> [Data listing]
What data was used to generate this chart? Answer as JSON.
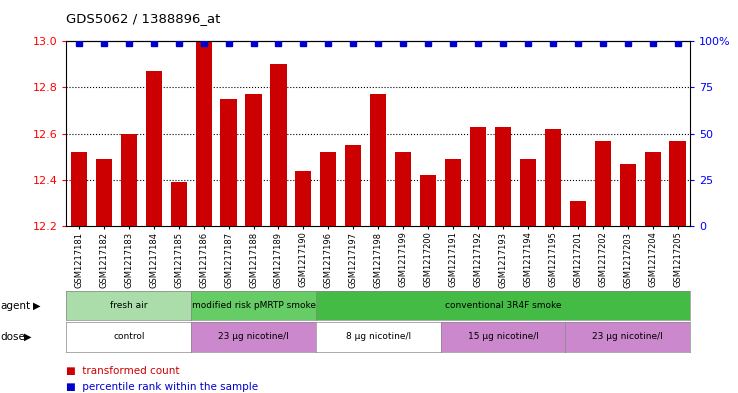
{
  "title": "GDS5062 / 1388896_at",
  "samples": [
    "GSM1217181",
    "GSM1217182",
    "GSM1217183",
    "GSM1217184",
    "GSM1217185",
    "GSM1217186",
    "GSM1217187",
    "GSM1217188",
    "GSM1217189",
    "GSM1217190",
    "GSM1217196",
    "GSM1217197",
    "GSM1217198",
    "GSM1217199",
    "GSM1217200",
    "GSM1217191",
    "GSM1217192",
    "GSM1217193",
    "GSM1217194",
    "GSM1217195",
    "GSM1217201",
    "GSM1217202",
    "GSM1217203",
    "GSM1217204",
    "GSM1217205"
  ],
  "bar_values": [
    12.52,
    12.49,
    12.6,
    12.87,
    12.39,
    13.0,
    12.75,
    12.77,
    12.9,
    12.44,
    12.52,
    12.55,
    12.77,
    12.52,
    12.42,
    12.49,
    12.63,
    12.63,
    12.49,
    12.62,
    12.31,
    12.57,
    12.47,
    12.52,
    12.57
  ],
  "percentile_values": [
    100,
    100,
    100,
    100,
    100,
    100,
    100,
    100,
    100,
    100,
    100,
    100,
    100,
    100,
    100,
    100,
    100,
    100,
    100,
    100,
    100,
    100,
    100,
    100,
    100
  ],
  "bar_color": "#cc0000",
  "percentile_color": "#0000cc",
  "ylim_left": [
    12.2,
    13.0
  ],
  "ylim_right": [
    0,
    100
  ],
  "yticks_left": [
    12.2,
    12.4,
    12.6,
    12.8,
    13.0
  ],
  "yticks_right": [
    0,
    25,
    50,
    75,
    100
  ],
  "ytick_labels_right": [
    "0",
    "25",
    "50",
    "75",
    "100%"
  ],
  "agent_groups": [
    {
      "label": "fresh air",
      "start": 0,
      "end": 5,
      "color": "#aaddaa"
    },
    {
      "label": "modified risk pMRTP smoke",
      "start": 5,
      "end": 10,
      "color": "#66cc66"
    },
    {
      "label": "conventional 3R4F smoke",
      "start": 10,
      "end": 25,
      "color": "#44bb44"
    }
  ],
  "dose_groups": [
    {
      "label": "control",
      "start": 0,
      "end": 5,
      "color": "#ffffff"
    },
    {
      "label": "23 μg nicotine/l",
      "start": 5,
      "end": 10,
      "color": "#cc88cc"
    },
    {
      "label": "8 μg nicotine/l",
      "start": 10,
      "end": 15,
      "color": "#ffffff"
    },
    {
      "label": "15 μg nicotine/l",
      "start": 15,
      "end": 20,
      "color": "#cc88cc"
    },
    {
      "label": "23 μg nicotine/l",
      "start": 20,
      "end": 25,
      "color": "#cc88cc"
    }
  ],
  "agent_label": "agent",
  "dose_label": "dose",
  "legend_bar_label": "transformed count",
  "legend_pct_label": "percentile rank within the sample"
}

> [WHAT THE TASK REQUIRES] Using the entries above, return each line in which the word "nicotine" occurs.

> [RESULT OF THE TASK]
      "label": "23 μg nicotine/l",
      "label": "8 μg nicotine/l",
      "label": "15 μg nicotine/l",
      "label": "23 μg nicotine/l",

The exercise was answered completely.